TASK TO COMPLETE — Repeat the material exactly, every line of it.

(Some records)
__________________________________________________

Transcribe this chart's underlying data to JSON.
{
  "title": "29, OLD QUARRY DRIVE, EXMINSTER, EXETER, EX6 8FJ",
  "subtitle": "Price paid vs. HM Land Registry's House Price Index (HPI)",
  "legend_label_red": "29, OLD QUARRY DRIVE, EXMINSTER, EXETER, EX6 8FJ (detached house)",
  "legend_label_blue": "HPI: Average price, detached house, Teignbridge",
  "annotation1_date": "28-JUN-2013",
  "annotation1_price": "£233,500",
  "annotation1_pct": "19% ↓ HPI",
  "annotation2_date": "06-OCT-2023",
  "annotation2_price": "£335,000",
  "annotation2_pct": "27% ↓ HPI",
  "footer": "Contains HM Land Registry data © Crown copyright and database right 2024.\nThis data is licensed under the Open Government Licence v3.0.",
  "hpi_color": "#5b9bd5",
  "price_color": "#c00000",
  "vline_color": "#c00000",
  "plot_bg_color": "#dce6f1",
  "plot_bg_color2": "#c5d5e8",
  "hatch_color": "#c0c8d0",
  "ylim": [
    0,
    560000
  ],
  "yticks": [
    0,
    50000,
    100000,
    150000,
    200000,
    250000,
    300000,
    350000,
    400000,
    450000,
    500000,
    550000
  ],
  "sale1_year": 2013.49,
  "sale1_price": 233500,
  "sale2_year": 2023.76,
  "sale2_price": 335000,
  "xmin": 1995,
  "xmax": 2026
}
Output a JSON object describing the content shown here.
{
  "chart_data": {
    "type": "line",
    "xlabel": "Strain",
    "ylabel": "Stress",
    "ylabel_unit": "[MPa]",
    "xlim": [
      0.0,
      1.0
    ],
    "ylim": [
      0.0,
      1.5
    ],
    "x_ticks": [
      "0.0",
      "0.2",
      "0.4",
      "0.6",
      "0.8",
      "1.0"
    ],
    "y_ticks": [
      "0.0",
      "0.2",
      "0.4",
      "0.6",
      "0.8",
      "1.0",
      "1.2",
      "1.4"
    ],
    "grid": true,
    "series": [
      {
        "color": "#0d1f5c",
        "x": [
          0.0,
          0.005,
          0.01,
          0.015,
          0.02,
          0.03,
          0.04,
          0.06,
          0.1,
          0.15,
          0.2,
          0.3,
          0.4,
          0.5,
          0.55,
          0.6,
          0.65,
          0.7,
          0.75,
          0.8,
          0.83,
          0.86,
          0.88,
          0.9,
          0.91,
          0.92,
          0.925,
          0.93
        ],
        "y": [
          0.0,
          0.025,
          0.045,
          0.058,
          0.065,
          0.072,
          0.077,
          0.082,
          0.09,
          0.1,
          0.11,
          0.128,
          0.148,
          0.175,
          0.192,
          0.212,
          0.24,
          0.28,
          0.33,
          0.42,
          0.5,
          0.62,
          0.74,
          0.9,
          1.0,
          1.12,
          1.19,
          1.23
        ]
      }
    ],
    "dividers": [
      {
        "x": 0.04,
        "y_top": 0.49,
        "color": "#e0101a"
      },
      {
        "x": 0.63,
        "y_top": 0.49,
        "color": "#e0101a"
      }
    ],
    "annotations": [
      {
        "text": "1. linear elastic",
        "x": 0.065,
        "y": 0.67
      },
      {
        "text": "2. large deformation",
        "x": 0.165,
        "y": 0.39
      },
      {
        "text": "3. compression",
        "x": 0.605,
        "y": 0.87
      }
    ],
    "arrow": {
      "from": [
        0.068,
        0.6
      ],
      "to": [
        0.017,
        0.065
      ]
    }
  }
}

__________________________________________________

COMPLETE RESPONSE —
Transcribe this chart's underlying data to JSON.
{
  "title": "29, OLD QUARRY DRIVE, EXMINSTER, EXETER, EX6 8FJ",
  "subtitle": "Price paid vs. HM Land Registry's House Price Index (HPI)",
  "legend_label_red": "29, OLD QUARRY DRIVE, EXMINSTER, EXETER, EX6 8FJ (detached house)",
  "legend_label_blue": "HPI: Average price, detached house, Teignbridge",
  "annotation1_date": "28-JUN-2013",
  "annotation1_price": "£233,500",
  "annotation1_pct": "19% ↓ HPI",
  "annotation2_date": "06-OCT-2023",
  "annotation2_price": "£335,000",
  "annotation2_pct": "27% ↓ HPI",
  "footer": "Contains HM Land Registry data © Crown copyright and database right 2024.\nThis data is licensed under the Open Government Licence v3.0.",
  "hpi_color": "#5b9bd5",
  "price_color": "#c00000",
  "vline_color": "#c00000",
  "plot_bg_color": "#dce6f1",
  "plot_bg_color2": "#c5d5e8",
  "hatch_color": "#c0c8d0",
  "ylim": [
    0,
    560000
  ],
  "yticks": [
    0,
    50000,
    100000,
    150000,
    200000,
    250000,
    300000,
    350000,
    400000,
    450000,
    500000,
    550000
  ],
  "sale1_year": 2013.49,
  "sale1_price": 233500,
  "sale2_year": 2023.76,
  "sale2_price": 335000,
  "xmin": 1995,
  "xmax": 2026
}
Output a JSON object describing the content shown here.
{
  "chart_data": {
    "type": "line",
    "xlabel": "Strain",
    "ylabel": "Stress",
    "ylabel_unit": "[MPa]",
    "xlim": [
      0.0,
      1.0
    ],
    "ylim": [
      0.0,
      1.5
    ],
    "x_ticks": [
      "0.0",
      "0.2",
      "0.4",
      "0.6",
      "0.8",
      "1.0"
    ],
    "y_ticks": [
      "0.0",
      "0.2",
      "0.4",
      "0.6",
      "0.8",
      "1.0",
      "1.2",
      "1.4"
    ],
    "grid": true,
    "series": [
      {
        "color": "#0d1f5c",
        "x": [
          0.0,
          0.005,
          0.01,
          0.015,
          0.02,
          0.03,
          0.04,
          0.06,
          0.1,
          0.15,
          0.2,
          0.3,
          0.4,
          0.5,
          0.55,
          0.6,
          0.65,
          0.7,
          0.75,
          0.8,
          0.83,
          0.86,
          0.88,
          0.9,
          0.91,
          0.92,
          0.925,
          0.93
        ],
        "y": [
          0.0,
          0.025,
          0.045,
          0.058,
          0.065,
          0.072,
          0.077,
          0.082,
          0.09,
          0.1,
          0.11,
          0.128,
          0.148,
          0.175,
          0.192,
          0.212,
          0.24,
          0.28,
          0.33,
          0.42,
          0.5,
          0.62,
          0.74,
          0.9,
          1.0,
          1.12,
          1.19,
          1.23
        ]
      }
    ],
    "dividers": [
      {
        "x": 0.04,
        "y_top": 0.49,
        "color": "#e0101a"
      },
      {
        "x": 0.63,
        "y_top": 0.49,
        "color": "#e0101a"
      }
    ],
    "annotations": [
      {
        "text": "1. linear elastic",
        "x": 0.065,
        "y": 0.67
      },
      {
        "text": "2. large deformation",
        "x": 0.165,
        "y": 0.39
      },
      {
        "text": "3. compression",
        "x": 0.605,
        "y": 0.87
      }
    ],
    "arrow": {
      "from": [
        0.068,
        0.6
      ],
      "to": [
        0.017,
        0.065
      ]
    }
  }
}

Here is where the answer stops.